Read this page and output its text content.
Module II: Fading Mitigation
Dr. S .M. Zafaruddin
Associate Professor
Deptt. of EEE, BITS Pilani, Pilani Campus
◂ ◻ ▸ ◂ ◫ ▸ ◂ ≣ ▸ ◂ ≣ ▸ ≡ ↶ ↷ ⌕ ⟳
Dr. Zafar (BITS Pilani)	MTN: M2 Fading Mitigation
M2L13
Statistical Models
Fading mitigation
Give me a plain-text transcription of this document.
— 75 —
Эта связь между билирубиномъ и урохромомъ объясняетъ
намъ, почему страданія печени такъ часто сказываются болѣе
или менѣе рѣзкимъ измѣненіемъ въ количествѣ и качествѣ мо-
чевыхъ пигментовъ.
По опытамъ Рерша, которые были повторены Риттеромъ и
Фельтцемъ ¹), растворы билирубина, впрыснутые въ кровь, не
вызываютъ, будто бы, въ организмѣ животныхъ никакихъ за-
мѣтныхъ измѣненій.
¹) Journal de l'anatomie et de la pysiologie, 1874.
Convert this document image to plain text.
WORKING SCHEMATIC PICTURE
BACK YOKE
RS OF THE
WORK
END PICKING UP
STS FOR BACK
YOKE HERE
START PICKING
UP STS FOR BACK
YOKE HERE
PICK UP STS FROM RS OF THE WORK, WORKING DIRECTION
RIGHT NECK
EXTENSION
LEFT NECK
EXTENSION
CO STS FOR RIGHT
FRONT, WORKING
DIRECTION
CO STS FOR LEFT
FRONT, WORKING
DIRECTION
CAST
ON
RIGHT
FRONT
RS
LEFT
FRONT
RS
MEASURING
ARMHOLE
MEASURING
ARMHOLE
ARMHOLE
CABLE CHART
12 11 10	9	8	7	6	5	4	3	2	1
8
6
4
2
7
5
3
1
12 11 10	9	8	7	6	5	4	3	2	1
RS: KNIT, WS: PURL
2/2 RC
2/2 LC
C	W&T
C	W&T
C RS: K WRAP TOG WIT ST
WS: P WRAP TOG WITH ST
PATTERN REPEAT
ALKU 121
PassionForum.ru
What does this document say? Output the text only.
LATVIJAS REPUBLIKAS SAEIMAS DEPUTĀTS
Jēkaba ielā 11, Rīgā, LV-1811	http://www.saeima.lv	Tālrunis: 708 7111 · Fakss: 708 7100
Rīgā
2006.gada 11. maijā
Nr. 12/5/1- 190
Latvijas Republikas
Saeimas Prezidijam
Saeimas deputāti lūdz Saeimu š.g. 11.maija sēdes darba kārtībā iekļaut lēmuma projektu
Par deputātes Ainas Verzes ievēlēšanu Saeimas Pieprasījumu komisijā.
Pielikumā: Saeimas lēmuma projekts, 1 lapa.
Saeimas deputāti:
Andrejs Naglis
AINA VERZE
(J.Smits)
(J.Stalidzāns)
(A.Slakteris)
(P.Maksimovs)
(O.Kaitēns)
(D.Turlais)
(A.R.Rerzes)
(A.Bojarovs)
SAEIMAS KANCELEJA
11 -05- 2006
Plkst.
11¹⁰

··········

Return every line of the preceding records in which the word "lēmuma" appears.

Saeimas deputāti lūdz Saeimu š.g. 11.maija sēdes darba kārtībā iekļaut lēmuma projektu
Pielikumā: Saeimas lēmuma projekts, 1 lapa.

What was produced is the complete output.